SET EXERCISE.
Find the lines below that contain the string "การเล". Copy each one.

Data entries:
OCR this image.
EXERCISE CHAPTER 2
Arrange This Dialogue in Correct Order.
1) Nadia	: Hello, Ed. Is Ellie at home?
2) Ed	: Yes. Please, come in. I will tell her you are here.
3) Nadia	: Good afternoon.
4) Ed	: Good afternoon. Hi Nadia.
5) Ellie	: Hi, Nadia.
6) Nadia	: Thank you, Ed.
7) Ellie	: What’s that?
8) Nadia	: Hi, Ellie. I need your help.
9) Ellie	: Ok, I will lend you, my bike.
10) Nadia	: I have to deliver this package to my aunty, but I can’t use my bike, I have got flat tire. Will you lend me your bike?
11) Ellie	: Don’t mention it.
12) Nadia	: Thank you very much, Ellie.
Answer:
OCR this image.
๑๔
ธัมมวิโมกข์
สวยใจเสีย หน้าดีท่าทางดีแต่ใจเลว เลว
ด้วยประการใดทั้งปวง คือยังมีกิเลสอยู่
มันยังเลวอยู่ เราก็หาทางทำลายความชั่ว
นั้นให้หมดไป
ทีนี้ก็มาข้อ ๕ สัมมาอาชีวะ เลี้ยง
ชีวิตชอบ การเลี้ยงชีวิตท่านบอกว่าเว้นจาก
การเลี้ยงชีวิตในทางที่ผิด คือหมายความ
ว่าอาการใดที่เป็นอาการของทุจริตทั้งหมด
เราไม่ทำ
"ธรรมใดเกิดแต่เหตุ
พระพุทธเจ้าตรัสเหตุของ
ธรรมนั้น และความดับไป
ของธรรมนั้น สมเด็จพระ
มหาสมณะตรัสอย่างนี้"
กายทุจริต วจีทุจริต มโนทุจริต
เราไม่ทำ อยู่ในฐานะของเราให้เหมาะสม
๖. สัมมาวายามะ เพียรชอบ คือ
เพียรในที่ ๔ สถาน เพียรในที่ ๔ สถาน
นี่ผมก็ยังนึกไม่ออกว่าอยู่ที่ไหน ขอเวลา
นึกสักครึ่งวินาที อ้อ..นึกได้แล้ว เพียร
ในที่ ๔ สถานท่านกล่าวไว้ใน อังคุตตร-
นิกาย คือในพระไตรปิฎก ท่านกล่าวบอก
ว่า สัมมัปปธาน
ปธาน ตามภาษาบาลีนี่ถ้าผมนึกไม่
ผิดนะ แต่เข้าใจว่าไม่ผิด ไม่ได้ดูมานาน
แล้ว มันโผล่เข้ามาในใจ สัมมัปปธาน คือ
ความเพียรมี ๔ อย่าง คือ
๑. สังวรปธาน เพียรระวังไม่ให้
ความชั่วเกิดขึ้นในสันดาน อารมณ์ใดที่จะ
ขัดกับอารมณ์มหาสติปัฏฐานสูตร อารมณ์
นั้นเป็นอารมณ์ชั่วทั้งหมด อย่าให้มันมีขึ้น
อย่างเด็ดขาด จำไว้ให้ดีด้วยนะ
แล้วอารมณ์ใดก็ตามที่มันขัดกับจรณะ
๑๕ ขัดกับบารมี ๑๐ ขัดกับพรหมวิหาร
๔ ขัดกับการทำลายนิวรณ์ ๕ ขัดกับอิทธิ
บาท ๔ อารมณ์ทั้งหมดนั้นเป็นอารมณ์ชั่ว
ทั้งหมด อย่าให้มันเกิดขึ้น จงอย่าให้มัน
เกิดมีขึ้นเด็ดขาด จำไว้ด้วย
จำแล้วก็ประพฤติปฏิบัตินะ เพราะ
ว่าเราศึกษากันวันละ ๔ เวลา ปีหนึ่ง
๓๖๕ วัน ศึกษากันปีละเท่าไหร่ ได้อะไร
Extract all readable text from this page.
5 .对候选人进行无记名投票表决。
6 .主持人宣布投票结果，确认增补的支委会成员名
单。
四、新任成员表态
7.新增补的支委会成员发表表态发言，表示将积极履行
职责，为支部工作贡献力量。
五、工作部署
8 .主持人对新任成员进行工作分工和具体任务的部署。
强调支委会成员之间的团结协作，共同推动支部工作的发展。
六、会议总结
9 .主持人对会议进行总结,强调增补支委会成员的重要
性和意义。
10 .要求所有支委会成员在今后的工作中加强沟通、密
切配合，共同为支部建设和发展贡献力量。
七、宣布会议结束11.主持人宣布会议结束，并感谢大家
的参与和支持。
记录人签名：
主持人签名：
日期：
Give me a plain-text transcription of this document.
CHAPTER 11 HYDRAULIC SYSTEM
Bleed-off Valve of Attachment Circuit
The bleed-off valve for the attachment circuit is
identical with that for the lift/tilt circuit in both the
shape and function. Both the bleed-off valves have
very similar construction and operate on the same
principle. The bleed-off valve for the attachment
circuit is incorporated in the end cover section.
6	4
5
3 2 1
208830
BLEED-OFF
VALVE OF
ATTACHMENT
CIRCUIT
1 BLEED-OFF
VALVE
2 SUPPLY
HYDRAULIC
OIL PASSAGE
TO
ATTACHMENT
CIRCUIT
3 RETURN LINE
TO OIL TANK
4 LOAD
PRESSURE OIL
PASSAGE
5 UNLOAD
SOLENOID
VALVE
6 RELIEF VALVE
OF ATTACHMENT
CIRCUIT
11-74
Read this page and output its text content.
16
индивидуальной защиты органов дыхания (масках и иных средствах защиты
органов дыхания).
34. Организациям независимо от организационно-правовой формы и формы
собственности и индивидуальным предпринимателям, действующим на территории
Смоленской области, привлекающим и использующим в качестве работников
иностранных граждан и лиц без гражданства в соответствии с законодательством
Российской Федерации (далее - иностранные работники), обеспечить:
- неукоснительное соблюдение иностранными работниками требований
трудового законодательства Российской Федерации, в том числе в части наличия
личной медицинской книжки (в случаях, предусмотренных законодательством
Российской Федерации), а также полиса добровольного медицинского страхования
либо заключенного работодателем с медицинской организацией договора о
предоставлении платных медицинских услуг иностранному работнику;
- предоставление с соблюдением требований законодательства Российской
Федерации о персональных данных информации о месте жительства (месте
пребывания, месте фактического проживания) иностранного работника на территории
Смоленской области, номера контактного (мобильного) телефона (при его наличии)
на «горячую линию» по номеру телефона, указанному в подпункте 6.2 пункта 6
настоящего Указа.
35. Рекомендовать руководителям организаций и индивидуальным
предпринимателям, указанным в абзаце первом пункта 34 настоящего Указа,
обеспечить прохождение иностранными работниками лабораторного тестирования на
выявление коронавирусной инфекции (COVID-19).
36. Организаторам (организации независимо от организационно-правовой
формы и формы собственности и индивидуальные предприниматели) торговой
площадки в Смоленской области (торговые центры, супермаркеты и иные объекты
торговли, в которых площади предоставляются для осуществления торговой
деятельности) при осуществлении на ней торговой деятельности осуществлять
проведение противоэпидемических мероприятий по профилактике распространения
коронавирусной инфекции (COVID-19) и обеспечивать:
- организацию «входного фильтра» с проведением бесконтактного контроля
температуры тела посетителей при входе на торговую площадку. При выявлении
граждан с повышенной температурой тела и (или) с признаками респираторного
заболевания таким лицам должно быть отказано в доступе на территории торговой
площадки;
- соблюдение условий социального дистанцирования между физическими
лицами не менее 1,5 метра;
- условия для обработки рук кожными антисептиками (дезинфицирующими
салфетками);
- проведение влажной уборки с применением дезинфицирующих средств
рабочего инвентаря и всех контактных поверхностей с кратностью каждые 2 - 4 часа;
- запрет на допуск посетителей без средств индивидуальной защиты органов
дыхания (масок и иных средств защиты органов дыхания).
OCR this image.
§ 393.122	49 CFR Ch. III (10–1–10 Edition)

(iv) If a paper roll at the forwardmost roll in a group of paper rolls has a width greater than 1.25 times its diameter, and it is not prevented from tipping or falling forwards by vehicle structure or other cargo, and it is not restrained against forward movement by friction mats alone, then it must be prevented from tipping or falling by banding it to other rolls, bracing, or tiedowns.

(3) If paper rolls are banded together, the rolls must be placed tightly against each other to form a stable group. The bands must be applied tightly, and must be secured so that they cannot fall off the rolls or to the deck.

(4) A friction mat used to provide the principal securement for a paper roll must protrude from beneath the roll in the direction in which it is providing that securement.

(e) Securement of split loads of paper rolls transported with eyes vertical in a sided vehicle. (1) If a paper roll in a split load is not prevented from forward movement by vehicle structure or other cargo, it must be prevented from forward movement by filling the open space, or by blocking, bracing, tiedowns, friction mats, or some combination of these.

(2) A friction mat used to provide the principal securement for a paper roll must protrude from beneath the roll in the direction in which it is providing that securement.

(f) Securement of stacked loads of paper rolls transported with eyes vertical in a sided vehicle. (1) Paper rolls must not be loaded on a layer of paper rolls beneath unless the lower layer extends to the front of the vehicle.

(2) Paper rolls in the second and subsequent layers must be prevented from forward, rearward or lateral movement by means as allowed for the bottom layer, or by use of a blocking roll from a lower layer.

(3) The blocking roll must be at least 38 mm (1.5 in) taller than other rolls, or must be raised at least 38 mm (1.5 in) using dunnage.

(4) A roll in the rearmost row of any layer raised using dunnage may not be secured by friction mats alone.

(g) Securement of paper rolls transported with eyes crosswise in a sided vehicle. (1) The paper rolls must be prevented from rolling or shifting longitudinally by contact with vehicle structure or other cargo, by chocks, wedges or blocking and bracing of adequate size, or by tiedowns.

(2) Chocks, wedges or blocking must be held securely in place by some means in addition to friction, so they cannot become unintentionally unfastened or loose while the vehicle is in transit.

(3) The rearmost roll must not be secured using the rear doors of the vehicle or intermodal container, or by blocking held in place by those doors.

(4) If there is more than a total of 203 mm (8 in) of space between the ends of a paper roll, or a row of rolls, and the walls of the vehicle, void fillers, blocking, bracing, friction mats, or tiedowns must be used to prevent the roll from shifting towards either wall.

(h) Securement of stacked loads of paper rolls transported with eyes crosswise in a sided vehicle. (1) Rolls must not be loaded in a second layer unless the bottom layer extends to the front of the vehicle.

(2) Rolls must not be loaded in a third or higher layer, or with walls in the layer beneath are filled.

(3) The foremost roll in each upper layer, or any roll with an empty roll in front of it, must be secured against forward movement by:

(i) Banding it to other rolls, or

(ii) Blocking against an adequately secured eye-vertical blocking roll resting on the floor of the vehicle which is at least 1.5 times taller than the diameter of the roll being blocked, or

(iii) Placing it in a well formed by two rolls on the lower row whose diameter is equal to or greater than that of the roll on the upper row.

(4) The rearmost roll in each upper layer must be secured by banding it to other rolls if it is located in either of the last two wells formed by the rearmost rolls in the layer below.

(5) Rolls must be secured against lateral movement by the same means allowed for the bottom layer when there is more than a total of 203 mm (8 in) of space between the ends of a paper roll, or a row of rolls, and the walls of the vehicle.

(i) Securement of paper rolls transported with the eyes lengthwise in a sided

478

EXERCISE RESPONSE.
ชีวิตชอบ การเลี้ยงชีวิตท่านบอกว่าเว้นจาก
การเลี้ยงชีวิตในทางที่ผิด คือหมายความ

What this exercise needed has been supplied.